Skip the pictures and quote all of the lines exactly.

= = = =

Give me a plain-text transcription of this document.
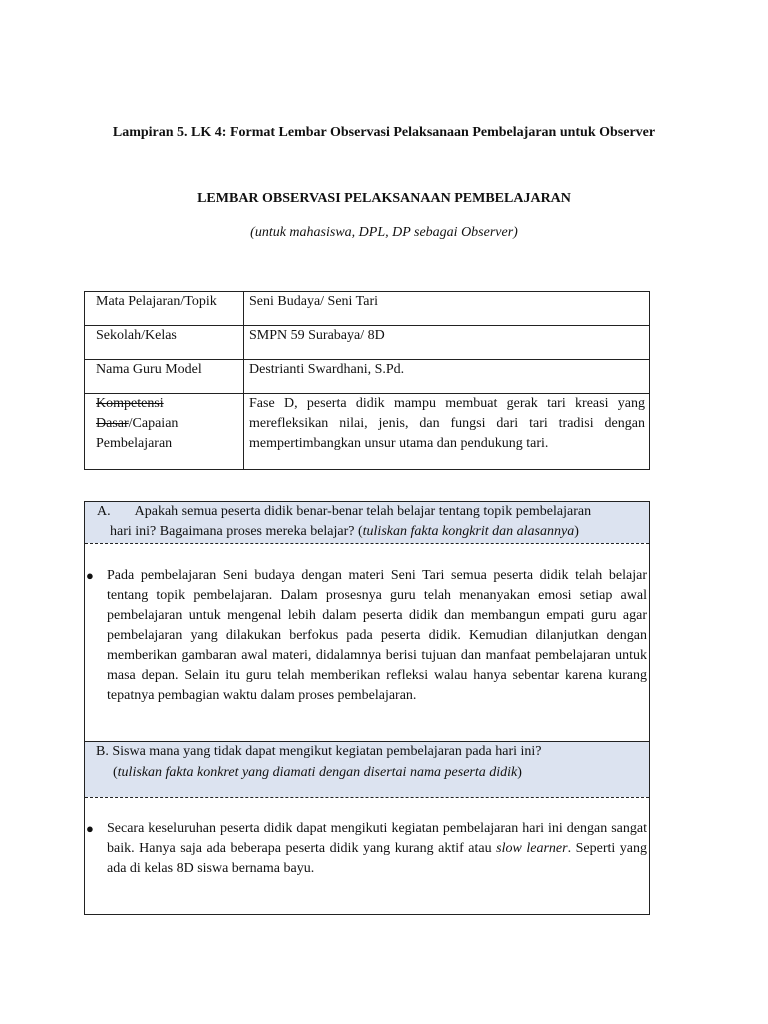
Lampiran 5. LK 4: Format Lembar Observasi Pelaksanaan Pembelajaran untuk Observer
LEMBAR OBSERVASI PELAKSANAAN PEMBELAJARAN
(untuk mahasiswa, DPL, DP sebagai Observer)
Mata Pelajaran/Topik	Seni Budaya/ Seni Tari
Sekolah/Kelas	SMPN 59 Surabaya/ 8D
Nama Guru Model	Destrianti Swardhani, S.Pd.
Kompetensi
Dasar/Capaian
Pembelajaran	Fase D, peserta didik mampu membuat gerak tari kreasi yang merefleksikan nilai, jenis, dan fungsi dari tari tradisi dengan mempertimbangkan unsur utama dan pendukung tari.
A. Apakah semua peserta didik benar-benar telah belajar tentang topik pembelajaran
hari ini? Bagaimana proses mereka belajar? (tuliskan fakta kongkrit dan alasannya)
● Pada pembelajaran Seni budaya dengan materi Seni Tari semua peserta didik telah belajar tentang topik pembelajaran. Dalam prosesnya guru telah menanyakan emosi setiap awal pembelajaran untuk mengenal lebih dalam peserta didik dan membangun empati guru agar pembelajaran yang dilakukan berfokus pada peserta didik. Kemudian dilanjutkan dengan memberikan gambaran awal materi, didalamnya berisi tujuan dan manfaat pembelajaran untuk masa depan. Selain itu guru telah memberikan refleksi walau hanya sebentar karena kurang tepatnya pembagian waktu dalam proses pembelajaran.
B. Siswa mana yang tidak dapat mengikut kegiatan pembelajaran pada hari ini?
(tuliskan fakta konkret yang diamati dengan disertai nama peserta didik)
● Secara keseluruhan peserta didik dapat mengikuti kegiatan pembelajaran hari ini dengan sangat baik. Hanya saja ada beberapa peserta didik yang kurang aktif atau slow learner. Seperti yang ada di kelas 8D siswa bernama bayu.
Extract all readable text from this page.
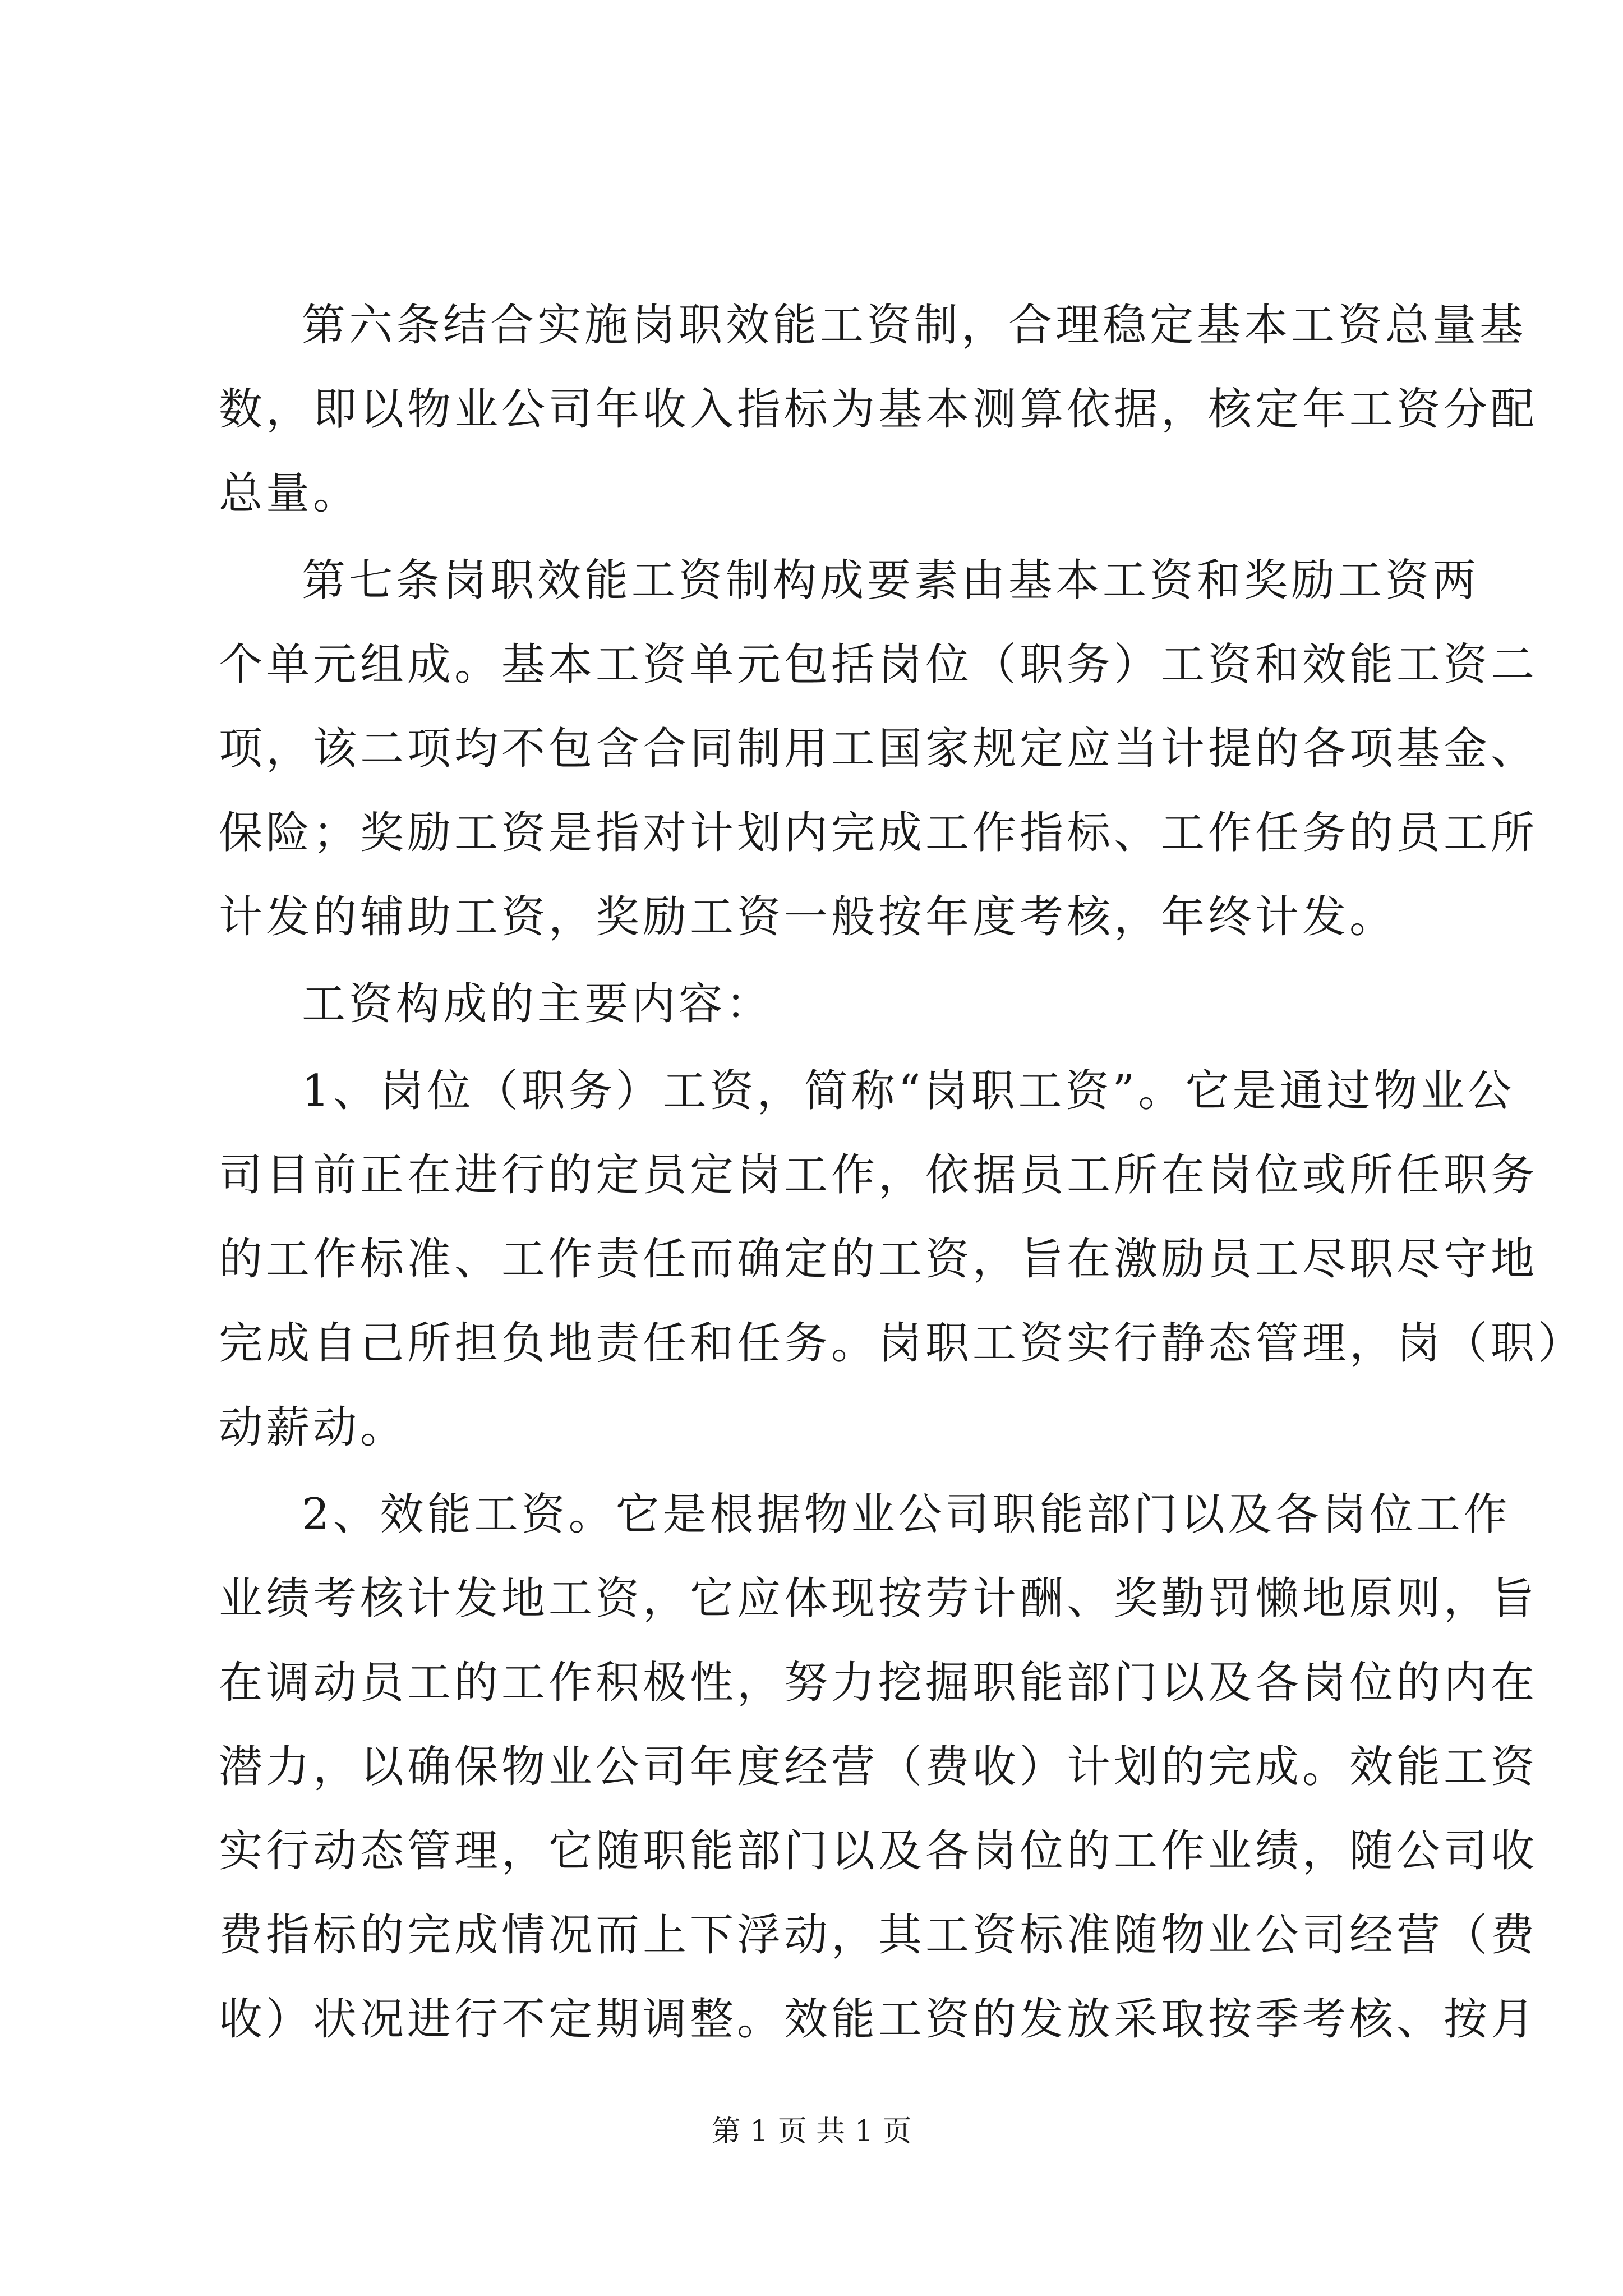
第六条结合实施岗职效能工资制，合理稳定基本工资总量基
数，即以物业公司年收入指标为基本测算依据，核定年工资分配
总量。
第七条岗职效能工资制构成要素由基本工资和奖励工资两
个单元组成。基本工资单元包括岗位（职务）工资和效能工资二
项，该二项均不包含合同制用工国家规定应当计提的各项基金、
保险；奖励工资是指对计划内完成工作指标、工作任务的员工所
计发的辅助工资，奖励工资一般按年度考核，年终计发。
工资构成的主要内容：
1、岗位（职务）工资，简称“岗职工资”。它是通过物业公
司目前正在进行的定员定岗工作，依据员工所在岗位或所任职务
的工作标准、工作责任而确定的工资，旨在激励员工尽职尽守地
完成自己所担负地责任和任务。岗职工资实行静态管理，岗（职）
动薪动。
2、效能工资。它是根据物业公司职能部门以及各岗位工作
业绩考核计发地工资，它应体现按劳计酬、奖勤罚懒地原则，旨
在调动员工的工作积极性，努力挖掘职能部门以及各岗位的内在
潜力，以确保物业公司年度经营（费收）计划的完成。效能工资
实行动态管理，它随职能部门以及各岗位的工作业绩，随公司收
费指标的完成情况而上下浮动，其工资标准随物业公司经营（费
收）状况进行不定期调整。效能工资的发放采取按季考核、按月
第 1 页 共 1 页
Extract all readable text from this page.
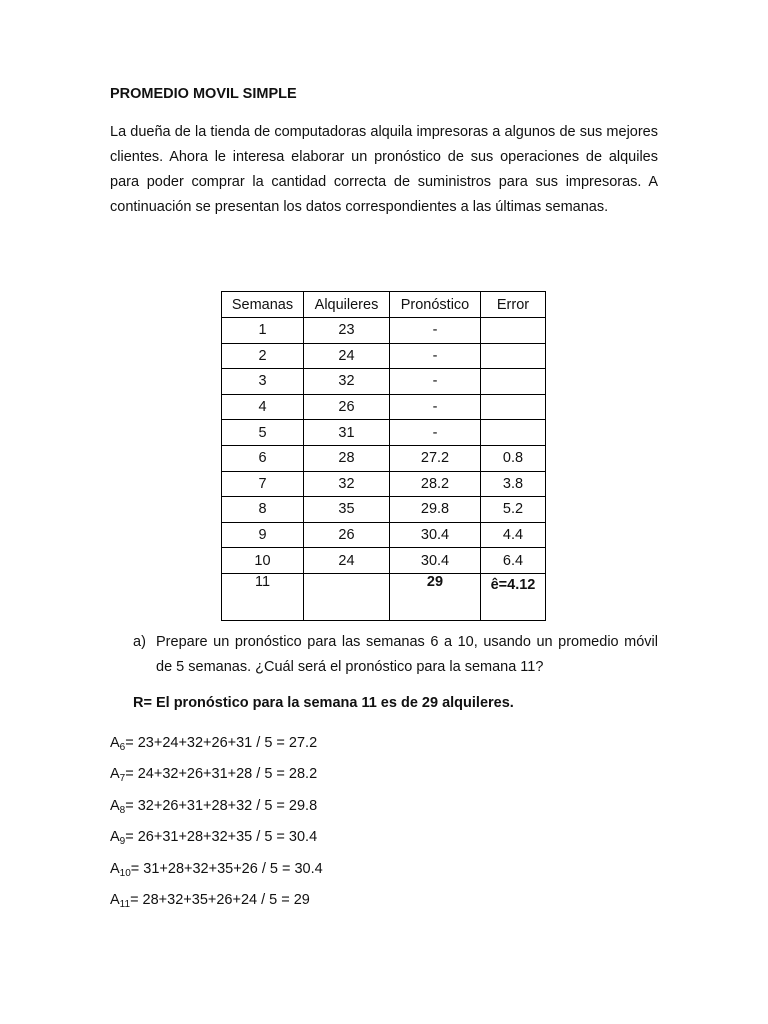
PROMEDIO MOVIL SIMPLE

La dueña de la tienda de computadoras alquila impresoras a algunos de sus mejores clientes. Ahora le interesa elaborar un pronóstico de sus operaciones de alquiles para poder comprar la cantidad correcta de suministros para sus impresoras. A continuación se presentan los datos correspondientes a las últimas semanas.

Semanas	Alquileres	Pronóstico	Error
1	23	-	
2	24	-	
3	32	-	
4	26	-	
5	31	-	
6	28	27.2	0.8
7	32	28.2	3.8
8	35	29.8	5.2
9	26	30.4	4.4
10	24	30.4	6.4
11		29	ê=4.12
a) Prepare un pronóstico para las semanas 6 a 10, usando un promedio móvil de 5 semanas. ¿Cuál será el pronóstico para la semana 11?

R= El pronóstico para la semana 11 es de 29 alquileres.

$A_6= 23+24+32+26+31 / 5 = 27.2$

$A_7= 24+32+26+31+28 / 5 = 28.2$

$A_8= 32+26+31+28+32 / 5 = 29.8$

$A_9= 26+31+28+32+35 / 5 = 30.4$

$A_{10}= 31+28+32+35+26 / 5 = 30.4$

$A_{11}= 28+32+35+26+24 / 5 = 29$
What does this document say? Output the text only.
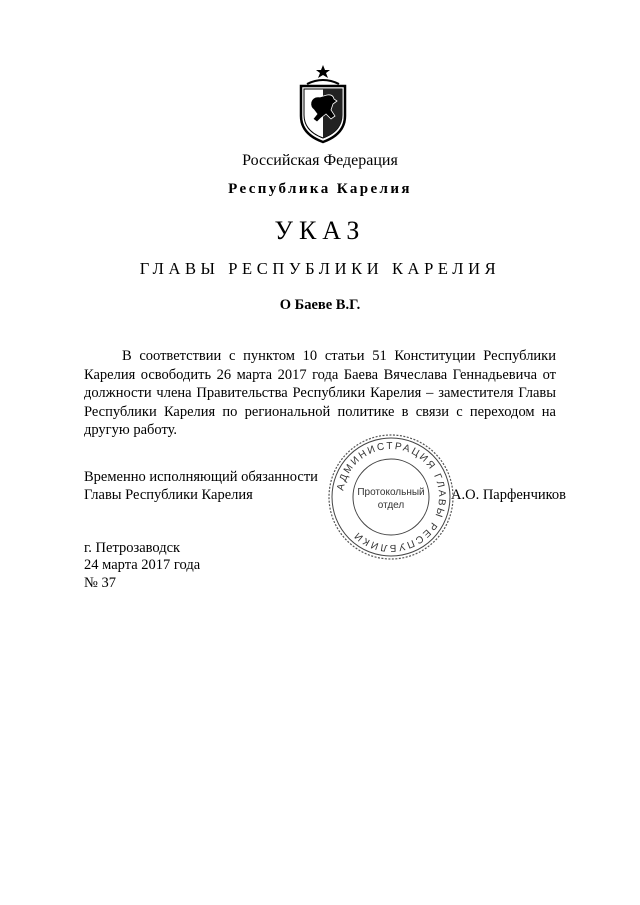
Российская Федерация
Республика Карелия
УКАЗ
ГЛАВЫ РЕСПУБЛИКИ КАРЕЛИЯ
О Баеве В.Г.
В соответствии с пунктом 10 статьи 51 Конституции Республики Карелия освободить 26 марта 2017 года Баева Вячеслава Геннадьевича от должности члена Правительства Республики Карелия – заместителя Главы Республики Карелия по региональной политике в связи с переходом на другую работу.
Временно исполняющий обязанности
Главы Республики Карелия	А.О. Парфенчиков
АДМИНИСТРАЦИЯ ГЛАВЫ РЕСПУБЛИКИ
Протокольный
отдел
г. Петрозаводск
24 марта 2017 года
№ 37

= = = =

Exercise answer >>
Give me a plain-text transcription of this document.
Lampiran 5. LK 4: Format Lembar Observasi Pelaksanaan Pembelajaran untuk Observer
LEMBAR OBSERVASI PELAKSANAAN PEMBELAJARAN
(untuk mahasiswa, DPL, DP sebagai Observer)
Mata Pelajaran/Topik	Seni Budaya/ Seni Tari
Sekolah/Kelas	SMPN 59 Surabaya/ 8D
Nama Guru Model	Destrianti Swardhani, S.Pd.
Kompetensi
Dasar/Capaian
Pembelajaran	Fase D, peserta didik mampu membuat gerak tari kreasi yang merefleksikan nilai, jenis, dan fungsi dari tari tradisi dengan mempertimbangkan unsur utama dan pendukung tari.
A. Apakah semua peserta didik benar-benar telah belajar tentang topik pembelajaran
hari ini? Bagaimana proses mereka belajar? (tuliskan fakta kongkrit dan alasannya)
● Pada pembelajaran Seni budaya dengan materi Seni Tari semua peserta didik telah belajar tentang topik pembelajaran. Dalam prosesnya guru telah menanyakan emosi setiap awal pembelajaran untuk mengenal lebih dalam peserta didik dan membangun empati guru agar pembelajaran yang dilakukan berfokus pada peserta didik. Kemudian dilanjutkan dengan memberikan gambaran awal materi, didalamnya berisi tujuan dan manfaat pembelajaran untuk masa depan. Selain itu guru telah memberikan refleksi walau hanya sebentar karena kurang tepatnya pembagian waktu dalam proses pembelajaran.
B. Siswa mana yang tidak dapat mengikut kegiatan pembelajaran pada hari ini?
(tuliskan fakta konkret yang diamati dengan disertai nama peserta didik)
● Secara keseluruhan peserta didik dapat mengikuti kegiatan pembelajaran hari ini dengan sangat baik. Hanya saja ada beberapa peserta didik yang kurang aktif atau slow learner. Seperti yang ada di kelas 8D siswa bernama bayu.
Extract all readable text from this page.
第六条结合实施岗职效能工资制，合理稳定基本工资总量基
数，即以物业公司年收入指标为基本测算依据，核定年工资分配
总量。
第七条岗职效能工资制构成要素由基本工资和奖励工资两
个单元组成。基本工资单元包括岗位（职务）工资和效能工资二
项，该二项均不包含合同制用工国家规定应当计提的各项基金、
保险；奖励工资是指对计划内完成工作指标、工作任务的员工所
计发的辅助工资，奖励工资一般按年度考核，年终计发。
工资构成的主要内容：
1、岗位（职务）工资，简称“岗职工资”。它是通过物业公
司目前正在进行的定员定岗工作，依据员工所在岗位或所任职务
的工作标准、工作责任而确定的工资，旨在激励员工尽职尽守地
完成自己所担负地责任和任务。岗职工资实行静态管理，岗（职）
动薪动。
2、效能工资。它是根据物业公司职能部门以及各岗位工作
业绩考核计发地工资，它应体现按劳计酬、奖勤罚懒地原则，旨
在调动员工的工作积极性，努力挖掘职能部门以及各岗位的内在
潜力，以确保物业公司年度经营（费收）计划的完成。效能工资
实行动态管理，它随职能部门以及各岗位的工作业绩，随公司收
费指标的完成情况而上下浮动，其工资标准随物业公司经营（费
收）状况进行不定期调整。效能工资的发放采取按季考核、按月
第 1 页 共 1 页
Extract all readable text from this page.
PROMEDIO MOVIL SIMPLE

La dueña de la tienda de computadoras alquila impresoras a algunos de sus mejores clientes. Ahora le interesa elaborar un pronóstico de sus operaciones de alquiles para poder comprar la cantidad correcta de suministros para sus impresoras. A continuación se presentan los datos correspondientes a las últimas semanas.

Semanas	Alquileres	Pronóstico	Error
1	23	-	
2	24	-	
3	32	-	
4	26	-	
5	31	-	
6	28	27.2	0.8
7	32	28.2	3.8
8	35	29.8	5.2
9	26	30.4	4.4
10	24	30.4	6.4
11		29	ê=4.12
a) Prepare un pronóstico para las semanas 6 a 10, usando un promedio móvil de 5 semanas. ¿Cuál será el pronóstico para la semana 11?

R= El pronóstico para la semana 11 es de 29 alquileres.

$A_6= 23+24+32+26+31 / 5 = 27.2$

$A_7= 24+32+26+31+28 / 5 = 28.2$

$A_8= 32+26+31+28+32 / 5 = 29.8$

$A_9= 26+31+28+32+35 / 5 = 30.4$

$A_{10}= 31+28+32+35+26 / 5 = 30.4$

$A_{11}= 28+32+35+26+24 / 5 = 29$
What does this document say? Output the text only.
Российская Федерация
Республика Карелия
УКАЗ
ГЛАВЫ РЕСПУБЛИКИ КАРЕЛИЯ
О Баеве В.Г.
В соответствии с пунктом 10 статьи 51 Конституции Республики Карелия освободить 26 марта 2017 года Баева Вячеслава Геннадьевича от должности члена Правительства Республики Карелия – заместителя Главы Республики Карелия по региональной политике в связи с переходом на другую работу.
Временно исполняющий обязанности
Главы Республики Карелия	А.О. Парфенчиков
АДМИНИСТРАЦИЯ ГЛАВЫ РЕСПУБЛИКИ
Протокольный
отдел
г. Петрозаводск
24 марта 2017 года
№ 37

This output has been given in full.